INSTRUCTIONS FOR THE TASK
Please retype the records below exactly, leaving out any pictures.

━━━━

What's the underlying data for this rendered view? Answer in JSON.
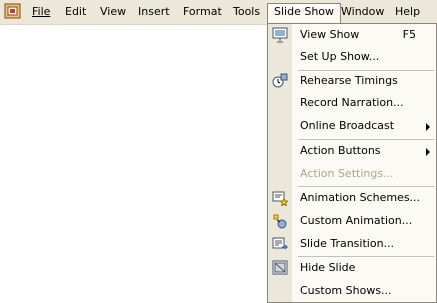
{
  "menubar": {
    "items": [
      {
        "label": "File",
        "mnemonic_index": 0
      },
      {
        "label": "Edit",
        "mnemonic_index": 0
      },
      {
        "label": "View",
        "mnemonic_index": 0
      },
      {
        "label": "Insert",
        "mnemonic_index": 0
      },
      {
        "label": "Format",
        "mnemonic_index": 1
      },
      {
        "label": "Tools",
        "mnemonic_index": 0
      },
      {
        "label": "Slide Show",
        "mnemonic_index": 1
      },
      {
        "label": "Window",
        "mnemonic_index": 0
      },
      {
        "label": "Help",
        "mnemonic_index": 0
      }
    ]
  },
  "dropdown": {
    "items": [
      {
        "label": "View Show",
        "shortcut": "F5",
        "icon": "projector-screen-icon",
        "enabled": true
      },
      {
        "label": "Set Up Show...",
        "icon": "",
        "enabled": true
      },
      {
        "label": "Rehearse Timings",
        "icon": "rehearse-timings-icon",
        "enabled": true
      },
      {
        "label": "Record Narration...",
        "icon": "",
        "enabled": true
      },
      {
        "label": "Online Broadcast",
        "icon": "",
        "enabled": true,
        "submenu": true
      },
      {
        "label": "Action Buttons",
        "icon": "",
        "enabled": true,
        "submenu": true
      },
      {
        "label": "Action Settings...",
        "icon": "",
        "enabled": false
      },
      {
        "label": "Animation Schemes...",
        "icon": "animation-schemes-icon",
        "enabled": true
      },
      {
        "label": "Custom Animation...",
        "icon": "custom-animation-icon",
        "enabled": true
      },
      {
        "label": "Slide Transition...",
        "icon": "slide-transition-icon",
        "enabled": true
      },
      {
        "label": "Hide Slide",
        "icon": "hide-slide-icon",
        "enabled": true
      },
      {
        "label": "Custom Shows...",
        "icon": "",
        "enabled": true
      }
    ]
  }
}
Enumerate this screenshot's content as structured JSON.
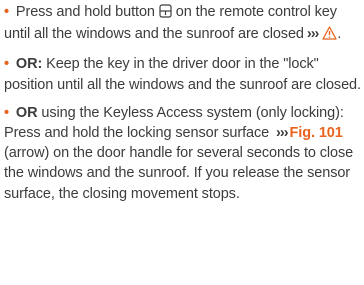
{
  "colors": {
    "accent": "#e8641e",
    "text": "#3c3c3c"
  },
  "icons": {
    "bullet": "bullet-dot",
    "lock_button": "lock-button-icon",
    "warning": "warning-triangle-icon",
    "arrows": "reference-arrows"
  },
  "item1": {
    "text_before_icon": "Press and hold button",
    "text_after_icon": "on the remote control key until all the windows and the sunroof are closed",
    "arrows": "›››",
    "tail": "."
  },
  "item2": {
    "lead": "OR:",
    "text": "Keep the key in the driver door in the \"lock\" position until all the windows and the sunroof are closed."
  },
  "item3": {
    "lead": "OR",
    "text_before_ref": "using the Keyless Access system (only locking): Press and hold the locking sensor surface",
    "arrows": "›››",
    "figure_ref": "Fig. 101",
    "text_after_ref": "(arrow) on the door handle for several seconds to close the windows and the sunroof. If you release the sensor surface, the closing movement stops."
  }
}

━━━━

ANSWER IN FULL
What's the underlying data for this rendered view? Answer in JSON.
{
  "menubar": {
    "items": [
      {
        "label": "File",
        "mnemonic_index": 0
      },
      {
        "label": "Edit",
        "mnemonic_index": 0
      },
      {
        "label": "View",
        "mnemonic_index": 0
      },
      {
        "label": "Insert",
        "mnemonic_index": 0
      },
      {
        "label": "Format",
        "mnemonic_index": 1
      },
      {
        "label": "Tools",
        "mnemonic_index": 0
      },
      {
        "label": "Slide Show",
        "mnemonic_index": 1
      },
      {
        "label": "Window",
        "mnemonic_index": 0
      },
      {
        "label": "Help",
        "mnemonic_index": 0
      }
    ]
  },
  "dropdown": {
    "items": [
      {
        "label": "View Show",
        "shortcut": "F5",
        "icon": "projector-screen-icon",
        "enabled": true
      },
      {
        "label": "Set Up Show...",
        "icon": "",
        "enabled": true
      },
      {
        "label": "Rehearse Timings",
        "icon": "rehearse-timings-icon",
        "enabled": true
      },
      {
        "label": "Record Narration...",
        "icon": "",
        "enabled": true
      },
      {
        "label": "Online Broadcast",
        "icon": "",
        "enabled": true,
        "submenu": true
      },
      {
        "label": "Action Buttons",
        "icon": "",
        "enabled": true,
        "submenu": true
      },
      {
        "label": "Action Settings...",
        "icon": "",
        "enabled": false
      },
      {
        "label": "Animation Schemes...",
        "icon": "animation-schemes-icon",
        "enabled": true
      },
      {
        "label": "Custom Animation...",
        "icon": "custom-animation-icon",
        "enabled": true
      },
      {
        "label": "Slide Transition...",
        "icon": "slide-transition-icon",
        "enabled": true
      },
      {
        "label": "Hide Slide",
        "icon": "hide-slide-icon",
        "enabled": true
      },
      {
        "label": "Custom Shows...",
        "icon": "",
        "enabled": true
      }
    ]
  }
}
Enumerate this screenshot's content as structured JSON.
{
  "colors": {
    "accent": "#e8641e",
    "text": "#3c3c3c"
  },
  "icons": {
    "bullet": "bullet-dot",
    "lock_button": "lock-button-icon",
    "warning": "warning-triangle-icon",
    "arrows": "reference-arrows"
  },
  "item1": {
    "text_before_icon": "Press and hold button",
    "text_after_icon": "on the remote control key until all the windows and the sunroof are closed",
    "arrows": "›››",
    "tail": "."
  },
  "item2": {
    "lead": "OR:",
    "text": "Keep the key in the driver door in the \"lock\" position until all the windows and the sunroof are closed."
  },
  "item3": {
    "lead": "OR",
    "text_before_ref": "using the Keyless Access system (only locking): Press and hold the locking sensor surface",
    "arrows": "›››",
    "figure_ref": "Fig. 101",
    "text_after_ref": "(arrow) on the door handle for several seconds to close the windows and the sunroof. If you release the sensor surface, the closing movement stops."
  }
}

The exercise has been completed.